> Stored data entries:
⁂

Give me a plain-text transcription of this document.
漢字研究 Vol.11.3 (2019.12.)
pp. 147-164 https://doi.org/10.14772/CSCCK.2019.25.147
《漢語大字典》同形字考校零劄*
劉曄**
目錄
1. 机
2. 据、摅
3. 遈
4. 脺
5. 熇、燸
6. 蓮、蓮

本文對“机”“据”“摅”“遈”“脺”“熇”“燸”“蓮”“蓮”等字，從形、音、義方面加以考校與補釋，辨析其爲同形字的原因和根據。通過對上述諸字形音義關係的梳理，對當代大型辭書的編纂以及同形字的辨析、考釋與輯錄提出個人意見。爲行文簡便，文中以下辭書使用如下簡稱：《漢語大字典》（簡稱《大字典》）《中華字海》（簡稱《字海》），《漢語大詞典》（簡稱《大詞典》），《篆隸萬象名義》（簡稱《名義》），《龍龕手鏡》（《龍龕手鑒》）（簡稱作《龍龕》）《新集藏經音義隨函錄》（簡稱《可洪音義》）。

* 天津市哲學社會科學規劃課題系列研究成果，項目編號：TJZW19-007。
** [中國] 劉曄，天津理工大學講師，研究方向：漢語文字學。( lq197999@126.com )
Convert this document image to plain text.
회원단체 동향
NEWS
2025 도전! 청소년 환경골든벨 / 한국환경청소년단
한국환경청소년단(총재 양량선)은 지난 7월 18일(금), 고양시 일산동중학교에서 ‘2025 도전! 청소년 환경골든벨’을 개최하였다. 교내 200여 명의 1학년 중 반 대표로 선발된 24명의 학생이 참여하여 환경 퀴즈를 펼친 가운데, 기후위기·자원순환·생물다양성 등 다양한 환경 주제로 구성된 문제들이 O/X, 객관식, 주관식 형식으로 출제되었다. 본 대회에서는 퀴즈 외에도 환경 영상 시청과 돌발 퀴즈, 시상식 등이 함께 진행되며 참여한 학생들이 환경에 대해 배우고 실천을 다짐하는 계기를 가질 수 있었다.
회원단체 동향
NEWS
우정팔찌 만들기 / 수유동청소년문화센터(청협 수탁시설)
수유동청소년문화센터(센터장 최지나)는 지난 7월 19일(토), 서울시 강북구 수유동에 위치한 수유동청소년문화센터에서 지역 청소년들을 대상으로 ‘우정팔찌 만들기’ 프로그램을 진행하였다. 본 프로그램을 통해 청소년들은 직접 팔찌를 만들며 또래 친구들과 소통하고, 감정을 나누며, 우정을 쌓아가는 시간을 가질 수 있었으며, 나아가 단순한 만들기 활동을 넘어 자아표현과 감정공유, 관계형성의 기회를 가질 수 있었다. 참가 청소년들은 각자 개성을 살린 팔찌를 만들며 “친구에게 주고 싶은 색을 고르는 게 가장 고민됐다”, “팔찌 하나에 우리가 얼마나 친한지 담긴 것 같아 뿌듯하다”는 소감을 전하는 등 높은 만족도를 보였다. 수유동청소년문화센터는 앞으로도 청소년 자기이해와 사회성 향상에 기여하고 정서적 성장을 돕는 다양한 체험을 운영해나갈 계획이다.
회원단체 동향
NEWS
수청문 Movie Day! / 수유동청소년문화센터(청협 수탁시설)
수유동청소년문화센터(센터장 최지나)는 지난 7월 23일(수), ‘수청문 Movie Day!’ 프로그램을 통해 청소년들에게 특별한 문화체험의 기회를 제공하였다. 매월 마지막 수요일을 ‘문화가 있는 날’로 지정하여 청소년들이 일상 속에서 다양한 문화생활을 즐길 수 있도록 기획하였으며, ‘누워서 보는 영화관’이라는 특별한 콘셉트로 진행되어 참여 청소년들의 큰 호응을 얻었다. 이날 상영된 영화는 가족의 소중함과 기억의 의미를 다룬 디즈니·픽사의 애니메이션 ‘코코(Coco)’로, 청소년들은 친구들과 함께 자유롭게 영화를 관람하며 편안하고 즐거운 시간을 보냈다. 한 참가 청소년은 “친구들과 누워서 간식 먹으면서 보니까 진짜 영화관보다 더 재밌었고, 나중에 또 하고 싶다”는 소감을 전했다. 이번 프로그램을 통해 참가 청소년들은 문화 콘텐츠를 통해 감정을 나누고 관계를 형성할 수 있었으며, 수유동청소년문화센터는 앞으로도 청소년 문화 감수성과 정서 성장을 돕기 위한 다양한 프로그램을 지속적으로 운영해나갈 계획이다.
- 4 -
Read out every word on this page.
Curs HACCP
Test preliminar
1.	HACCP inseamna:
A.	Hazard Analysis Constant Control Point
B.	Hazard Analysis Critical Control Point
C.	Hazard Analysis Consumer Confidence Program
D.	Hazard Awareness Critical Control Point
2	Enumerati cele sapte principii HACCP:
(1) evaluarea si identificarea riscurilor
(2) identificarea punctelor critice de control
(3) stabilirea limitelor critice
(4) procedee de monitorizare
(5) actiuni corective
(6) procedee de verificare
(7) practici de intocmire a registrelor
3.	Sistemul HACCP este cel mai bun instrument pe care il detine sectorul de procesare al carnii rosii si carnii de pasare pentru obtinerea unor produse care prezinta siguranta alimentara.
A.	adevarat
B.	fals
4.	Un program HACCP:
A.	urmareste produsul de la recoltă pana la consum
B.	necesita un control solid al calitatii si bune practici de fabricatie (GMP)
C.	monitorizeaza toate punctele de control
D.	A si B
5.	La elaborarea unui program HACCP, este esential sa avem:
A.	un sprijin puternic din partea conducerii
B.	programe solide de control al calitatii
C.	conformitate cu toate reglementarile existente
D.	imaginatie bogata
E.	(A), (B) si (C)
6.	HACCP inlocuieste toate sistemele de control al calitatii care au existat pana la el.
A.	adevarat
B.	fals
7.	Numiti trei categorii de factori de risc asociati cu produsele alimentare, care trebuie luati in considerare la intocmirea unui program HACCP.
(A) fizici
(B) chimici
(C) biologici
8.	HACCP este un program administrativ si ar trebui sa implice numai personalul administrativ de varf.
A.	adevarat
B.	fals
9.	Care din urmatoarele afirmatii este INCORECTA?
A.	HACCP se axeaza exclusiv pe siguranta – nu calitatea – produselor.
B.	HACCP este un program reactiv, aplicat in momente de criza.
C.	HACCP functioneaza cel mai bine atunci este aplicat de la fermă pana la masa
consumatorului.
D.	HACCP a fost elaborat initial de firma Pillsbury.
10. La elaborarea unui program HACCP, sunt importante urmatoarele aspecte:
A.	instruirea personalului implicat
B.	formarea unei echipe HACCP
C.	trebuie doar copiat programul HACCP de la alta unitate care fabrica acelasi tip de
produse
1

⁂

> Problem statement: Take every line that includes the string "document" and copy it.

> Problem solution:
Give me a plain-text transcription of this document.
Convert this document image to plain text.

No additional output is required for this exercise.